— start Supplied records —

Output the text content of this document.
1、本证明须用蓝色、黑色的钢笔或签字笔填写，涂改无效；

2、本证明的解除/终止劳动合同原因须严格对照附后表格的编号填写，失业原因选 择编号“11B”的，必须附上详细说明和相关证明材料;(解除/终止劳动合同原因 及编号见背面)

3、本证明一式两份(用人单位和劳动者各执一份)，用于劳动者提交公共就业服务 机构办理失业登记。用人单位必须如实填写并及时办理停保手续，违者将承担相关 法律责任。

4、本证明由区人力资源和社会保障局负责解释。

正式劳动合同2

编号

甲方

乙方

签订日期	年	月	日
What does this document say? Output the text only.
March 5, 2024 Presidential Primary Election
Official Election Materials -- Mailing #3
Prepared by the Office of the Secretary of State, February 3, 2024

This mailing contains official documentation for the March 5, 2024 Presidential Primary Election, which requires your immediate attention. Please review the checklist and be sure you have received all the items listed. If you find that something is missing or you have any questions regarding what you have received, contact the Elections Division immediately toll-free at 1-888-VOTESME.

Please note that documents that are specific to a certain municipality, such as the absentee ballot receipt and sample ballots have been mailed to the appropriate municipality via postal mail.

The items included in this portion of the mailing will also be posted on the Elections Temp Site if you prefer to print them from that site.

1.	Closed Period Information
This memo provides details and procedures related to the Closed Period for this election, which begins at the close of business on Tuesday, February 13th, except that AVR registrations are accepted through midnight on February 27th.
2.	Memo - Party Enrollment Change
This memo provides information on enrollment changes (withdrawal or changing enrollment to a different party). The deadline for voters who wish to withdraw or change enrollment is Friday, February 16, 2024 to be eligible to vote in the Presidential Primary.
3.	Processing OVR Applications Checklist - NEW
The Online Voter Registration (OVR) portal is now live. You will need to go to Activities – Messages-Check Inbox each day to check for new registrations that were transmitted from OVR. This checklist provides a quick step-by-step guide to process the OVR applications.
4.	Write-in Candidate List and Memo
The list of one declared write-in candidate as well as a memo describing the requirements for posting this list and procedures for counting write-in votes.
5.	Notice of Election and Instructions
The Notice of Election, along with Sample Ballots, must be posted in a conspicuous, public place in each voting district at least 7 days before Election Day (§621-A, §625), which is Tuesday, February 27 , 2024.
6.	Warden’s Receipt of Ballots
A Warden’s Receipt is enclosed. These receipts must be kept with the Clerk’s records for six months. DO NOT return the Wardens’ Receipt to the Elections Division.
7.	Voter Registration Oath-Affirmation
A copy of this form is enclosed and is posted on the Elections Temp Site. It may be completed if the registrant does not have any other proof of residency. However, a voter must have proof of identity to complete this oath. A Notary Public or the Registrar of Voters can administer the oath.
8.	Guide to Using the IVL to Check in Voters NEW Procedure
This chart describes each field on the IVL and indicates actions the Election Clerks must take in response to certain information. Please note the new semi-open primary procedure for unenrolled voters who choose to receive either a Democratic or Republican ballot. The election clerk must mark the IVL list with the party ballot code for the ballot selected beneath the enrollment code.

— end Supplied records —

» Your task: Transcribe the whole listing with nothing added or left out.

» Full answer:
Output the text content of this document.
1、本证明须用蓝色、黑色的钢笔或签字笔填写，涂改无效；

2、本证明的解除/终止劳动合同原因须严格对照附后表格的编号填写，失业原因选 择编号“11B”的，必须附上详细说明和相关证明材料;(解除/终止劳动合同原因 及编号见背面)

3、本证明一式两份(用人单位和劳动者各执一份)，用于劳动者提交公共就业服务 机构办理失业登记。用人单位必须如实填写并及时办理停保手续，违者将承担相关 法律责任。

4、本证明由区人力资源和社会保障局负责解释。

正式劳动合同2

编号

甲方

乙方

签订日期	年	月	日
What does this document say? Output the text only.
March 5, 2024 Presidential Primary Election
Official Election Materials -- Mailing #3
Prepared by the Office of the Secretary of State, February 3, 2024

This mailing contains official documentation for the March 5, 2024 Presidential Primary Election, which requires your immediate attention. Please review the checklist and be sure you have received all the items listed. If you find that something is missing or you have any questions regarding what you have received, contact the Elections Division immediately toll-free at 1-888-VOTESME.

Please note that documents that are specific to a certain municipality, such as the absentee ballot receipt and sample ballots have been mailed to the appropriate municipality via postal mail.

The items included in this portion of the mailing will also be posted on the Elections Temp Site if you prefer to print them from that site.

1.	Closed Period Information
This memo provides details and procedures related to the Closed Period for this election, which begins at the close of business on Tuesday, February 13th, except that AVR registrations are accepted through midnight on February 27th.
2.	Memo - Party Enrollment Change
This memo provides information on enrollment changes (withdrawal or changing enrollment to a different party). The deadline for voters who wish to withdraw or change enrollment is Friday, February 16, 2024 to be eligible to vote in the Presidential Primary.
3.	Processing OVR Applications Checklist - NEW
The Online Voter Registration (OVR) portal is now live. You will need to go to Activities – Messages-Check Inbox each day to check for new registrations that were transmitted from OVR. This checklist provides a quick step-by-step guide to process the OVR applications.
4.	Write-in Candidate List and Memo
The list of one declared write-in candidate as well as a memo describing the requirements for posting this list and procedures for counting write-in votes.
5.	Notice of Election and Instructions
The Notice of Election, along with Sample Ballots, must be posted in a conspicuous, public place in each voting district at least 7 days before Election Day (§621-A, §625), which is Tuesday, February 27 , 2024.
6.	Warden’s Receipt of Ballots
A Warden’s Receipt is enclosed. These receipts must be kept with the Clerk’s records for six months. DO NOT return the Wardens’ Receipt to the Elections Division.
7.	Voter Registration Oath-Affirmation
A copy of this form is enclosed and is posted on the Elections Temp Site. It may be completed if the registrant does not have any other proof of residency. However, a voter must have proof of identity to complete this oath. A Notary Public or the Registrar of Voters can administer the oath.
8.	Guide to Using the IVL to Check in Voters NEW Procedure
This chart describes each field on the IVL and indicates actions the Election Clerks must take in response to certain information. Please note the new semi-open primary procedure for unenrolled voters who choose to receive either a Democratic or Republican ballot. The election clerk must mark the IVL list with the party ballot code for the ballot selected beneath the enrollment code.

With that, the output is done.